Data excerpts
○ ○ ○ ○ ○

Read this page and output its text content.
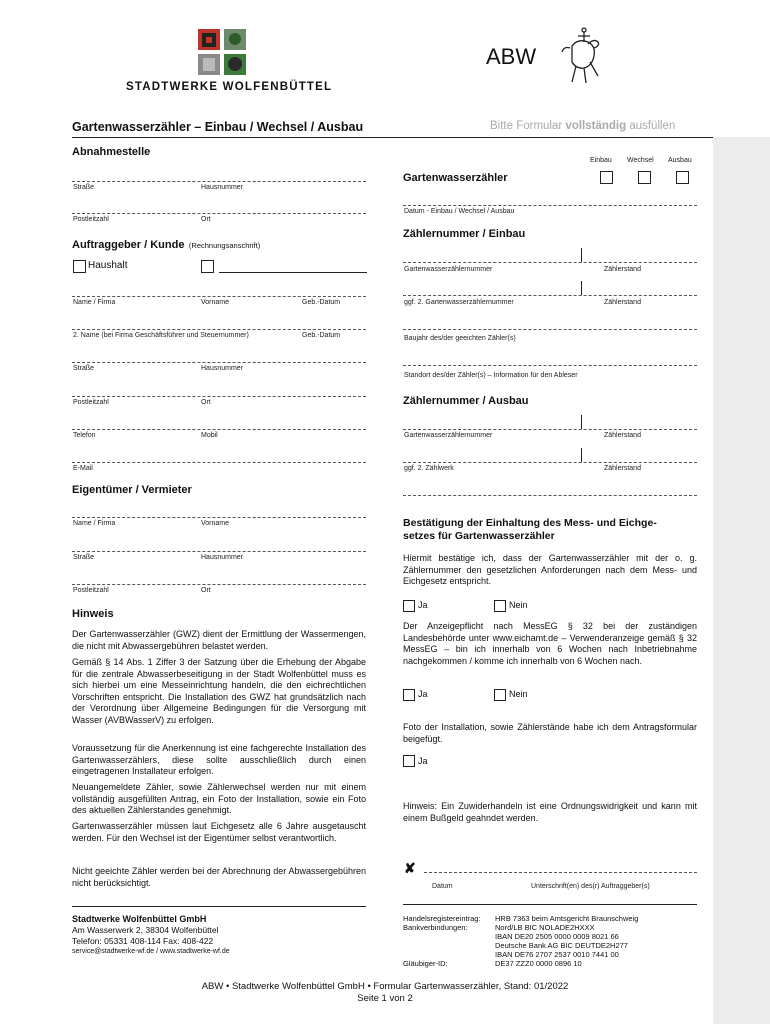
STADTWERKE WOLFENBÜTTEL
ABW
Gartenwasserzähler – Einbau / Wechsel / Ausbau	Bitte Formular vollständig ausfüllen
Abnahmestelle
Straße	Hausnummer
Postleitzahl	Ort
Auftraggeber / Kunde (Rechnungsanschrift)
Haushalt
Name / Firma	Vorname	Geb.-Datum
2. Name (bei Firma Geschäftsführer und Steuernummer)	Geb.-Datum
Straße	Hausnummer
Postleitzahl	Ort
Telefon	Mobil
E-Mail
Eigentümer / Vermieter
Name / Firma	Vorname
Straße	Hausnummer
Postleitzahl	Ort
Hinweis
Der Gartenwasserzähler (GWZ) dient der Ermittlung der Wassermengen, die nicht mit Abwassergebühren belastet werden.
Gemäß § 14 Abs. 1 Ziffer 3 der Satzung über die Erhebung der Abgabe für die zentrale Abwasserbeseitigung in der Stadt Wolfenbüttel muss es sich hierbei um eine Messeinrichtung handeln, die den eichrechtlichen Vorschriften entspricht. Die Installation des GWZ hat grundsätzlich nach der Verordnung über Allgemeine Bedingungen für die Versorgung mit Wasser (AVBWasserV) zu erfolgen.
Voraussetzung für die Anerkennung ist eine fachgerechte Installation des Gartenwasserzählers, diese sollte ausschließlich durch einen eingetragenen Installateur erfolgen.
Neuangemeldete Zähler, sowie Zählerwechsel werden nur mit einem vollständig ausgefüllten Antrag, ein Foto der Installation, sowie ein Foto des aktuellen Zählerstandes genehmigt.
Gartenwasserzähler müssen laut Eichgesetz alle 6 Jahre ausgetauscht werden. Für den Wechsel ist der Eigentümer selbst verantwortlich.
Nicht geeichte Zähler werden bei der Abrechnung der Abwassergebühren nicht berücksichtigt.
Einbau Wechsel Ausbau
Gartenwasserzähler
Datum - Einbau / Wechsel / Ausbau
Zählernummer / Einbau
Gartenwasserzählernummer	Zählerstand
ggf. 2. Gartenwasserzählernummer	Zählerstand
Baujahr des/der geeichten Zähler(s)
Standort des/der Zähler(s) – Information für den Ableser
Zählernummer / Ausbau
Gartenwasserzählernummer	Zählerstand
ggf. 2. Zählwerk	Zählerstand
Bestätigung der Einhaltung des Mess- und Eichge-
setzes für Gartenwasserzähler
Hiermit bestätige ich, dass der Gartenwasserzähler mit der o. g. Zählernummer den gesetzlichen Anforderungen nach dem Mess- und Eichgesetz entspricht.
Ja	Nein
Der Anzeigepflicht nach MessEG § 32 bei der zuständigen Landesbehörde unter www.eichamt.de – Verwenderanzeige gemäß § 32 MessEG – bin ich innerhalb von 6 Wochen nach Inbetriebnahme nachgekommen / komme ich innerhalb von 6 Wochen nach.
Ja	Nein
Foto der Installation, sowie Zählerstände habe ich dem Antragsformular beigefügt.
Ja
Hinweis: Ein Zuwiderhandeln ist eine Ordnungswidrigkeit und kann mit einem Bußgeld geahndet werden.
✘
Datum	Unterschrift(en) des(r) Auftraggeber(s)
Stadtwerke Wolfenbüttel GmbH
Am Wasserwerk 2, 38304 Wolfenbüttel
Telefon: 05331 408-114 Fax: 408-422
service@stadtwerke-wf.de / www.stadtwerke-wf.de
Handelsregistereintrag: HRB 7363 beim Amtsgericht Braunschweig
Bankverbindungen:	Nord/LB BIC NOLADE2HXXX
IBAN DE20 2505 0000 0009 8021 66
Deutsche Bank AG BIC DEUTDE2H277
IBAN DE76 2707 2537 0010 7441 00
Gläubiger-ID:	DE37 ZZZ0 0000 0896 10
ABW • Stadtwerke Wolfenbüttel GmbH • Formular Gartenwasserzähler, Stand: 01/2022
Seite 1 von 2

○ ○ ○ ○ ○

▸ The exercise: Count the lines that hold the string "Ausbau", and reply with that number alone.

▸ Task answer: 4